▸ **Exercise requirements**
Tell how many lines in the data below hold the string "วยการบร"; give nothing but the number.

▸ **Entries shown**
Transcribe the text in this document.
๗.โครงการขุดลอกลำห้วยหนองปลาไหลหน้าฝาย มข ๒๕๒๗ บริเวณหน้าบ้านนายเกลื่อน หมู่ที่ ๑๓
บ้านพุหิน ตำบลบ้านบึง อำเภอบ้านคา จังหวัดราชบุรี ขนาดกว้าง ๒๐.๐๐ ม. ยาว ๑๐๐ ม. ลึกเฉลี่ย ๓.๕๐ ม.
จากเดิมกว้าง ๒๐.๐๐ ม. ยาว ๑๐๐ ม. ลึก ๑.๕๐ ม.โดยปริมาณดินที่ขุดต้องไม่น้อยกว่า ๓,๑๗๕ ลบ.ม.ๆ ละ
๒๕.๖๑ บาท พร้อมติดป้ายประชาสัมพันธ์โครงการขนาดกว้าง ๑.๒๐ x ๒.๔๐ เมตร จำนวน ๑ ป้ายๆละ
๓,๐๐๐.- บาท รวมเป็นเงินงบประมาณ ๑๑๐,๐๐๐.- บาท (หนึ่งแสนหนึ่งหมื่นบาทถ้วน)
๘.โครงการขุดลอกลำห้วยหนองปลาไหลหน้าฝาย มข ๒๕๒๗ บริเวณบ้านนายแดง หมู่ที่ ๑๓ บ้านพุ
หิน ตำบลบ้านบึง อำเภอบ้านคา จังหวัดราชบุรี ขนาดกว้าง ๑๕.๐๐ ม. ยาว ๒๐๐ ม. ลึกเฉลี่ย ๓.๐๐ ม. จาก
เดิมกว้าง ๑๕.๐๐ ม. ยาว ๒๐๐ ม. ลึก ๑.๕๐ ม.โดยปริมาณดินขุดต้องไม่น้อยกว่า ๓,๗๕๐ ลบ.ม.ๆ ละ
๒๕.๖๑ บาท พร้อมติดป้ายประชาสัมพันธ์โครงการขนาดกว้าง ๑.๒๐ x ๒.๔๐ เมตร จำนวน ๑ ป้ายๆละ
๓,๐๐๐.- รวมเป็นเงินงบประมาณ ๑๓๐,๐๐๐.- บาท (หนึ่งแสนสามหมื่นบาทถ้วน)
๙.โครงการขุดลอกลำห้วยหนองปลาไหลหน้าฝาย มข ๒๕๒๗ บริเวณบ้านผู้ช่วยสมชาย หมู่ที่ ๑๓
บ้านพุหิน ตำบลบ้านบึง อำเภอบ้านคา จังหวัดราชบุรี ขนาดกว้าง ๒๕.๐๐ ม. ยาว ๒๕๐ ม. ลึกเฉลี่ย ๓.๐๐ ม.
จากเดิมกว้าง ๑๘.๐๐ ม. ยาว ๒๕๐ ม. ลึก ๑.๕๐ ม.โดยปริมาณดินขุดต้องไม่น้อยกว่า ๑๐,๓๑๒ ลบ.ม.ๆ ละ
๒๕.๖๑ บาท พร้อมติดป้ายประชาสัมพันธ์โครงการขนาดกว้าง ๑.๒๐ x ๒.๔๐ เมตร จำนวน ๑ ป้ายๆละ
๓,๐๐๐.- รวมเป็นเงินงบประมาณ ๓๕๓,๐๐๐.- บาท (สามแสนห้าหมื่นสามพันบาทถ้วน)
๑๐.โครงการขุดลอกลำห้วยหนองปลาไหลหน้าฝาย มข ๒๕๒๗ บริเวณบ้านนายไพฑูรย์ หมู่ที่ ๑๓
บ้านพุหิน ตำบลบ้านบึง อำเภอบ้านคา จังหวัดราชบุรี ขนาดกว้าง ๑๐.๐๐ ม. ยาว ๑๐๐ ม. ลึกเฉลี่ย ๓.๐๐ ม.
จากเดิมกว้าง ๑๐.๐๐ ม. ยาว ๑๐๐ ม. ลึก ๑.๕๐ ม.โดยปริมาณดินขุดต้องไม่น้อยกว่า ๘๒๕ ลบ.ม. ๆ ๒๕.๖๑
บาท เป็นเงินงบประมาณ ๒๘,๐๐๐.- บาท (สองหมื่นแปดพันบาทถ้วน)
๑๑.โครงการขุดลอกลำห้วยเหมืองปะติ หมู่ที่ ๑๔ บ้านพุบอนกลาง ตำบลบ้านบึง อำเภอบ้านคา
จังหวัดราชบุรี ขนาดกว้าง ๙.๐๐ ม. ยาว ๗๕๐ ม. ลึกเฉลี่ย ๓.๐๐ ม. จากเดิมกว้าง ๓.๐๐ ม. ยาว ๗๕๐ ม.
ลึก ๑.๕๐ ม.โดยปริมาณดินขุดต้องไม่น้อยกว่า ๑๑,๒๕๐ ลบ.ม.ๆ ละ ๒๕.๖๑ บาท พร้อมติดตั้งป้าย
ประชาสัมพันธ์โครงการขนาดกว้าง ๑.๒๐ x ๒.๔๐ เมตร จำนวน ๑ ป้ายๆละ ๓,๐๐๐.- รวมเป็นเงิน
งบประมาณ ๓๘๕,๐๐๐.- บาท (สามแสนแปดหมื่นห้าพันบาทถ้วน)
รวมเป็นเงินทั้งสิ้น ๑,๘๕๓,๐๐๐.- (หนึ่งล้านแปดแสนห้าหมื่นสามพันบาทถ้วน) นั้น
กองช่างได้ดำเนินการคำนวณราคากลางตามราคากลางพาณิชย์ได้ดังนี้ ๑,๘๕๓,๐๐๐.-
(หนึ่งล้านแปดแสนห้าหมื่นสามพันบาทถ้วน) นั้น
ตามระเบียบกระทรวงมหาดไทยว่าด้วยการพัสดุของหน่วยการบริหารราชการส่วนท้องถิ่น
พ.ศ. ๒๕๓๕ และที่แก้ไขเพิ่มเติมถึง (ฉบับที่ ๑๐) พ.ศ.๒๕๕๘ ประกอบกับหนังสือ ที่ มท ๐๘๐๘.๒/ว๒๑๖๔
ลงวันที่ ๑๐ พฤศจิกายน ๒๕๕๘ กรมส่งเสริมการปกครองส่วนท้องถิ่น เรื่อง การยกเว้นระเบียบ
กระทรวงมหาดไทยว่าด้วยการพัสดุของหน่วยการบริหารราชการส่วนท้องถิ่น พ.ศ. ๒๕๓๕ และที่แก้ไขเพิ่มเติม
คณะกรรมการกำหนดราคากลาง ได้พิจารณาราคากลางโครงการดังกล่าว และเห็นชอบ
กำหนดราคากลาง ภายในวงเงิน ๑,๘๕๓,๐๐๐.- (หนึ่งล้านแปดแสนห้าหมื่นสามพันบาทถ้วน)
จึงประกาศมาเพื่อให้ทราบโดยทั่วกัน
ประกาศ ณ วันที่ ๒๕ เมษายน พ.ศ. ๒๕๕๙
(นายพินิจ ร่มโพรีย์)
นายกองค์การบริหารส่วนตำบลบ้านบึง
...
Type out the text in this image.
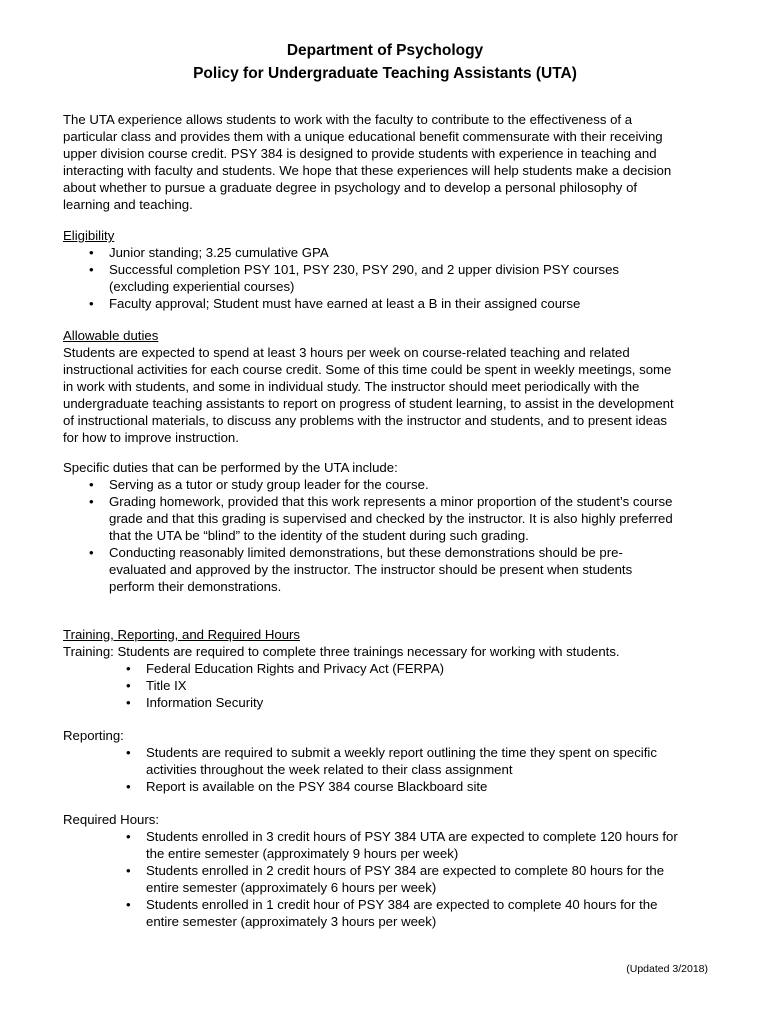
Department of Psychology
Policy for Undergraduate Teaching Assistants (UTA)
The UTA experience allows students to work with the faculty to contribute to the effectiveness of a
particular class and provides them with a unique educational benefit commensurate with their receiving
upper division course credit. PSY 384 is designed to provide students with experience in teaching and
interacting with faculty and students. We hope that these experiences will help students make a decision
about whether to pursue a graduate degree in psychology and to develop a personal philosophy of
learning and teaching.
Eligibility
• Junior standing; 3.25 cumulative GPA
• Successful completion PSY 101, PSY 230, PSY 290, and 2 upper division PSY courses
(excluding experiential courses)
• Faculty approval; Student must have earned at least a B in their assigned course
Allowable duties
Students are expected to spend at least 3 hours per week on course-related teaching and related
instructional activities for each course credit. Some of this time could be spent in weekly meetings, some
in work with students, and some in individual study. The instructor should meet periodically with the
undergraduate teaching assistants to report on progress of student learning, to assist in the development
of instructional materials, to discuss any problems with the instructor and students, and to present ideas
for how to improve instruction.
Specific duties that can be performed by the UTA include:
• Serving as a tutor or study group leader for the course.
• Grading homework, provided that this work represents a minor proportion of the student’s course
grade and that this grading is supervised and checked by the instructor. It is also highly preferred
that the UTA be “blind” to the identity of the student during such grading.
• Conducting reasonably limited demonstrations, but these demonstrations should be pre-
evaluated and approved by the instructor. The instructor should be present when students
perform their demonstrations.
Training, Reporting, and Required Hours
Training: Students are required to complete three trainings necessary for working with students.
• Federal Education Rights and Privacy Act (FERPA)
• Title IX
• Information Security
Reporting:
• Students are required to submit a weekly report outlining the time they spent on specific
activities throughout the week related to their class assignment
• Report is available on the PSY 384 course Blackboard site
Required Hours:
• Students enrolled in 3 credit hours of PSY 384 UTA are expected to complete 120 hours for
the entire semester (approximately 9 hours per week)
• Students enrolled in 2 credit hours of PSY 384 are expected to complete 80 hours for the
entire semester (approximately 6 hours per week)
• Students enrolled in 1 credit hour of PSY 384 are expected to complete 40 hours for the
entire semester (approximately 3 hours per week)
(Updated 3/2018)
==
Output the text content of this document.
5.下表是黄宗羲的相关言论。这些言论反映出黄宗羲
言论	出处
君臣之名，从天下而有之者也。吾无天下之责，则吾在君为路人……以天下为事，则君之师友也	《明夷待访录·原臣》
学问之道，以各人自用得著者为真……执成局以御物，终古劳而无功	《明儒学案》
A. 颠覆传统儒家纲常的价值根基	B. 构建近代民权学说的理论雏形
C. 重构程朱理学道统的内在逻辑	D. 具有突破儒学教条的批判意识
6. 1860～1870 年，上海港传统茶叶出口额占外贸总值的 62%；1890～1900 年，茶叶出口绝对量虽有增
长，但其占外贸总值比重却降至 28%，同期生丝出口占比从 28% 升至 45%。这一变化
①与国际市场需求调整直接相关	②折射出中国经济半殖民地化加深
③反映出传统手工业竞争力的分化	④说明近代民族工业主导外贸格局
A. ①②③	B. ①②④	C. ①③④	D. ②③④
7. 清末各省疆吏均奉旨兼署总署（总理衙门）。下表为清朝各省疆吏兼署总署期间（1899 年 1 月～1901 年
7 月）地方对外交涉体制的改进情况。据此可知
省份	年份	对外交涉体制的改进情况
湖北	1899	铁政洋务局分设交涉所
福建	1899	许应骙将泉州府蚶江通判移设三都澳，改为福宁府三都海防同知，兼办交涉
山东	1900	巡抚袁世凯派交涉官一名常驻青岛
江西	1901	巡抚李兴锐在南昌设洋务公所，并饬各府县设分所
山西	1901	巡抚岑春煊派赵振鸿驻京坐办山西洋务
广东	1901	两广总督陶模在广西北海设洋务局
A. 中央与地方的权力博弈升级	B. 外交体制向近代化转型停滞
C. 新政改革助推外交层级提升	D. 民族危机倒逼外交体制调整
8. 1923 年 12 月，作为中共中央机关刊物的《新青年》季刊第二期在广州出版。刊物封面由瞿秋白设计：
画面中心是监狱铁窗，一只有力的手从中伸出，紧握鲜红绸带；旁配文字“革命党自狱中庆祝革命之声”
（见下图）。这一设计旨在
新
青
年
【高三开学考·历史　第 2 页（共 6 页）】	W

▸ **Full answer**
2